WHAT YOU ARE ASKED TO DO:
From the data that follows, copy every line holding the string "grubości".

SUPPLIED DATA:
╔══

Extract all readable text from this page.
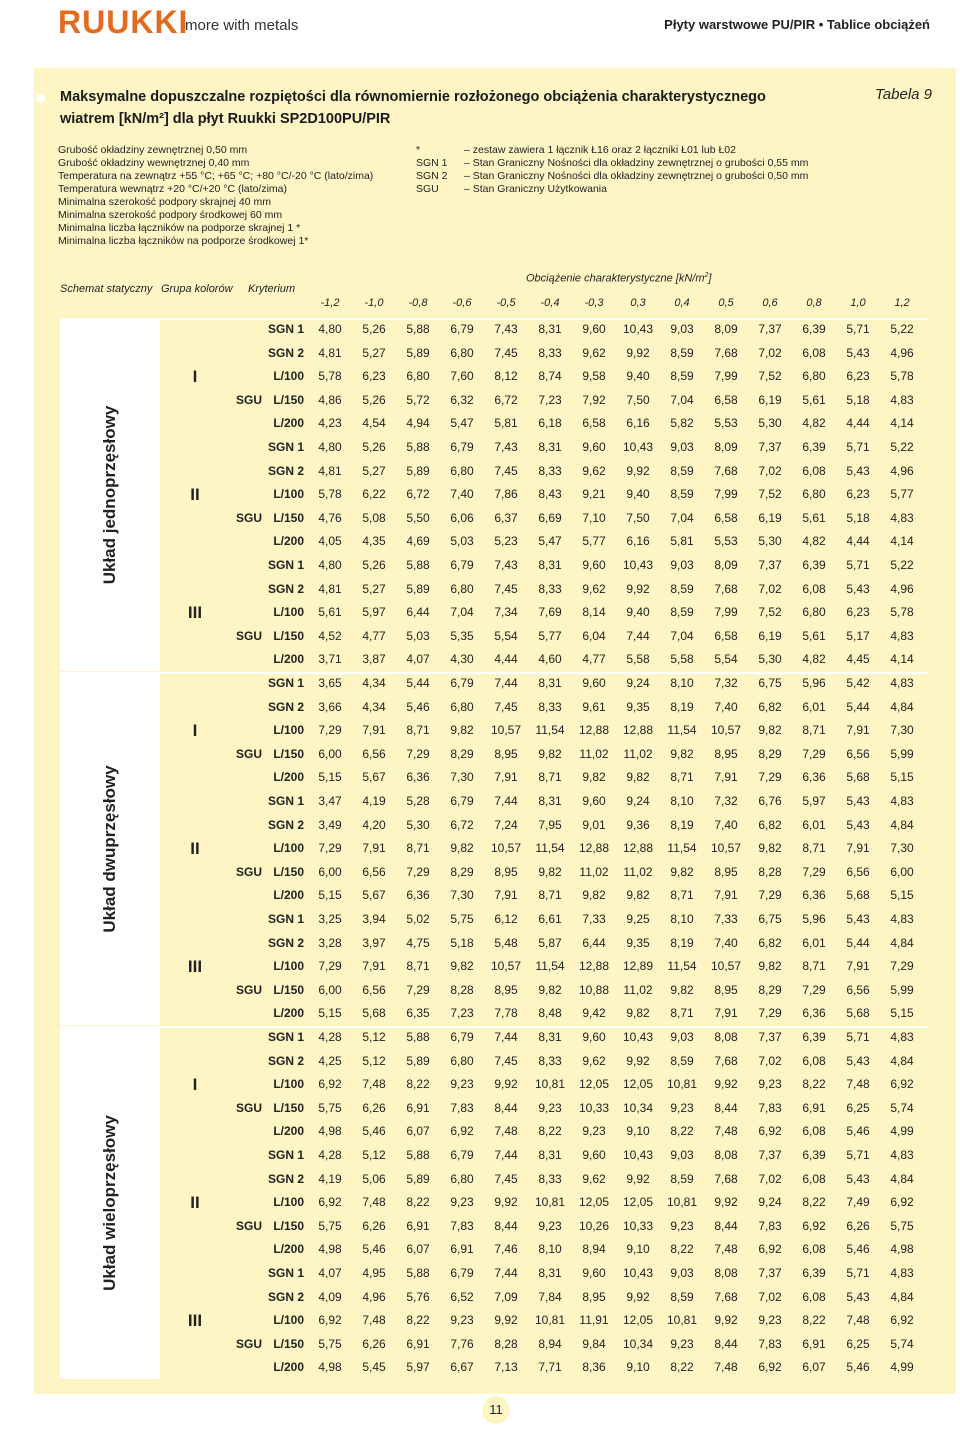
RUUKKI
more with metals	Płyty warstwowe PU/PIR • Tablice obciążeń
Maksymalne dopuszczalne rozpiętości dla równomiernie rozłożonego obciążenia charakterystycznego wiatrem [kN/m²] dla płyt Ruukki SP2D100PU/PIR
Tabela 9
Grubość okładziny zewnętrznej 0,50 mm
Grubość okładziny wewnętrznej 0,40 mm
Temperatura na zewnątrz +55 °C; +65 °C; +80 °C/-20 °C (lato/zima)
Temperatura wewnątrz +20 °C/+20 °C (lato/zima)
Minimalna szerokość podpory skrajnej 40 mm
Minimalna szerokość podpory środkowej 60 mm
Minimalna liczba łączników na podporze skrajnej 1 *
Minimalna liczba łączników na podporze środkowej 1*
*	– zestaw zawiera 1 łącznik Ł16 oraz 2 łączniki Ł01 lub Ł02
SGN 1 – Stan Graniczny Nośności dla okładziny zewnętrznej o grubości 0,55 mm
SGN 2 – Stan Graniczny Nośności dla okładziny zewnętrznej o grubości 0,50 mm
SGU – Stan Graniczny Użytkowania
Schemat statyczny Grupa kolorów Kryterium
Obciążenie charakterystyczne $[kN/m^2]$
-1,2	-1,0	-0,8	-0,6	-0,5	-0,4	-0,3	0,3	0,4	0,5	0,6	0,8	1,0	1,2
Układ jednoprzęsłowy
I
SGU
SGN 1	4,80	5,26	5,88	6,79	7,43	8,31	9,60	10,43	9,03	8,09	7,37	6,39	5,71	5,22
SGN 2	4,81	5,27	5,89	6,80	7,45	8,33	9,62	9,92	8,59	7,68	7,02	6,08	5,43	4,96
L/100	5,78	6,23	6,80	7,60	8,12	8,74	9,58	9,40	8,59	7,99	7,52	6,80	6,23	5,78
L/150	4,86	5,26	5,72	6,32	6,72	7,23	7,92	7,50	7,04	6,58	6,19	5,61	5,18	4,83
L/200	4,23	4,54	4,94	5,47	5,81	6,18	6,58	6,16	5,82	5,53	5,30	4,82	4,44	4,14
II
SGU
SGN 1	4,80	5,26	5,88	6,79	7,43	8,31	9,60	10,43	9,03	8,09	7,37	6,39	5,71	5,22
SGN 2	4,81	5,27	5,89	6,80	7,45	8,33	9,62	9,92	8,59	7,68	7,02	6,08	5,43	4,96
L/100	5,78	6,22	6,72	7,40	7,86	8,43	9,21	9,40	8,59	7,99	7,52	6,80	6,23	5,77
L/150	4,76	5,08	5,50	6,06	6,37	6,69	7,10	7,50	7,04	6,58	6,19	5,61	5,18	4,83
L/200	4,05	4,35	4,69	5,03	5,23	5,47	5,77	6,16	5,81	5,53	5,30	4,82	4,44	4,14
III
SGU
SGN 1	4,80	5,26	5,88	6,79	7,43	8,31	9,60	10,43	9,03	8,09	7,37	6,39	5,71	5,22
SGN 2	4,81	5,27	5,89	6,80	7,45	8,33	9,62	9,92	8,59	7,68	7,02	6,08	5,43	4,96
L/100	5,61	5,97	6,44	7,04	7,34	7,69	8,14	9,40	8,59	7,99	7,52	6,80	6,23	5,78
L/150	4,52	4,77	5,03	5,35	5,54	5,77	6,04	7,44	7,04	6,58	6,19	5,61	5,17	4,83
L/200	3,71	3,87	4,07	4,30	4,44	4,60	4,77	5,58	5,58	5,54	5,30	4,82	4,45	4,14
Układ dwuprzęsłowy
I
SGU
SGN 1	3,65	4,34	5,44	6,79	7,44	8,31	9,60	9,24	8,10	7,32	6,75	5,96	5,42	4,83
SGN 2	3,66	4,34	5,46	6,80	7,45	8,33	9,61	9,35	8,19	7,40	6,82	6,01	5,44	4,84
L/100	7,29	7,91	8,71	9,82	10,57	11,54	12,88	12,88	11,54	10,57	9,82	8,71	7,91	7,30
L/150	6,00	6,56	7,29	8,29	8,95	9,82	11,02	11,02	9,82	8,95	8,29	7,29	6,56	5,99
L/200	5,15	5,67	6,36	7,30	7,91	8,71	9,82	9,82	8,71	7,91	7,29	6,36	5,68	5,15
II
SGU
SGN 1	3,47	4,19	5,28	6,79	7,44	8,31	9,60	9,24	8,10	7,32	6,76	5,97	5,43	4,83
SGN 2	3,49	4,20	5,30	6,72	7,24	7,95	9,01	9,36	8,19	7,40	6,82	6,01	5,43	4,84
L/100	7,29	7,91	8,71	9,82	10,57	11,54	12,88	12,88	11,54	10,57	9,82	8,71	7,91	7,30
L/150	6,00	6,56	7,29	8,29	8,95	9,82	11,02	11,02	9,82	8,95	8,28	7,29	6,56	6,00
L/200	5,15	5,67	6,36	7,30	7,91	8,71	9,82	9,82	8,71	7,91	7,29	6,36	5,68	5,15
III
SGU
SGN 1	3,25	3,94	5,02	5,75	6,12	6,61	7,33	9,25	8,10	7,33	6,75	5,96	5,43	4,83
SGN 2	3,28	3,97	4,75	5,18	5,48	5,87	6,44	9,35	8,19	7,40	6,82	6,01	5,44	4,84
L/100	7,29	7,91	8,71	9,82	10,57	11,54	12,88	12,89	11,54	10,57	9,82	8,71	7,91	7,29
L/150	6,00	6,56	7,29	8,28	8,95	9,82	10,88	11,02	9,82	8,95	8,29	7,29	6,56	5,99
L/200	5,15	5,68	6,35	7,23	7,78	8,48	9,42	9,82	8,71	7,91	7,29	6,36	5,68	5,15
Układ wieloprzęsłowy
I
SGU
SGN 1	4,28	5,12	5,88	6,79	7,44	8,31	9,60	10,43	9,03	8,08	7,37	6,39	5,71	4,83
SGN 2	4,25	5,12	5,89	6,80	7,45	8,33	9,62	9,92	8,59	7,68	7,02	6,08	5,43	4,84
L/100	6,92	7,48	8,22	9,23	9,92	10,81	12,05	12,05	10,81	9,92	9,23	8,22	7,48	6,92
L/150	5,75	6,26	6,91	7,83	8,44	9,23	10,33	10,34	9,23	8,44	7,83	6,91	6,25	5,74
L/200	4,98	5,46	6,07	6,92	7,48	8,22	9,23	9,10	8,22	7,48	6,92	6,08	5,46	4,99
II
SGU
SGN 1	4,28	5,12	5,88	6,79	7,44	8,31	9,60	10,43	9,03	8,08	7,37	6,39	5,71	4,83
SGN 2	4,19	5,06	5,89	6,80	7,45	8,33	9,62	9,92	8,59	7,68	7,02	6,08	5,43	4,84
L/100	6,92	7,48	8,22	9,23	9,92	10,81	12,05	12,05	10,81	9,92	9,24	8,22	7,49	6,92
L/150	5,75	6,26	6,91	7,83	8,44	9,23	10,26	10,33	9,23	8,44	7,83	6,92	6,26	5,75
L/200	4,98	5,46	6,07	6,91	7,46	8,10	8,94	9,10	8,22	7,48	6,92	6,08	5,46	4,98
III
SGU
SGN 1	4,07	4,95	5,88	6,79	7,44	8,31	9,60	10,43	9,03	8,08	7,37	6,39	5,71	4,83
SGN 2	4,09	4,96	5,76	6,52	7,09	7,84	8,95	9,92	8,59	7,68	7,02	6,08	5,43	4,84
L/100	6,92	7,48	8,22	9,23	9,92	10,81	11,91	12,05	10,81	9,92	9,23	8,22	7,48	6,92
L/150	5,75	6,26	6,91	7,76	8,28	8,94	9,84	10,34	9,23	8,44	7,83	6,91	6,25	5,74
L/200	4,98	5,45	5,97	6,67	7,13	7,71	8,36	9,10	8,22	7,48	6,92	6,07	5,46	4,99
11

╚══

RESPONSE:
SGN 1 – Stan Graniczny Nośności dla okładziny zewnętrznej o grubości 0,55 mm
SGN 2 – Stan Graniczny Nośności dla okładziny zewnętrznej o grubości 0,50 mm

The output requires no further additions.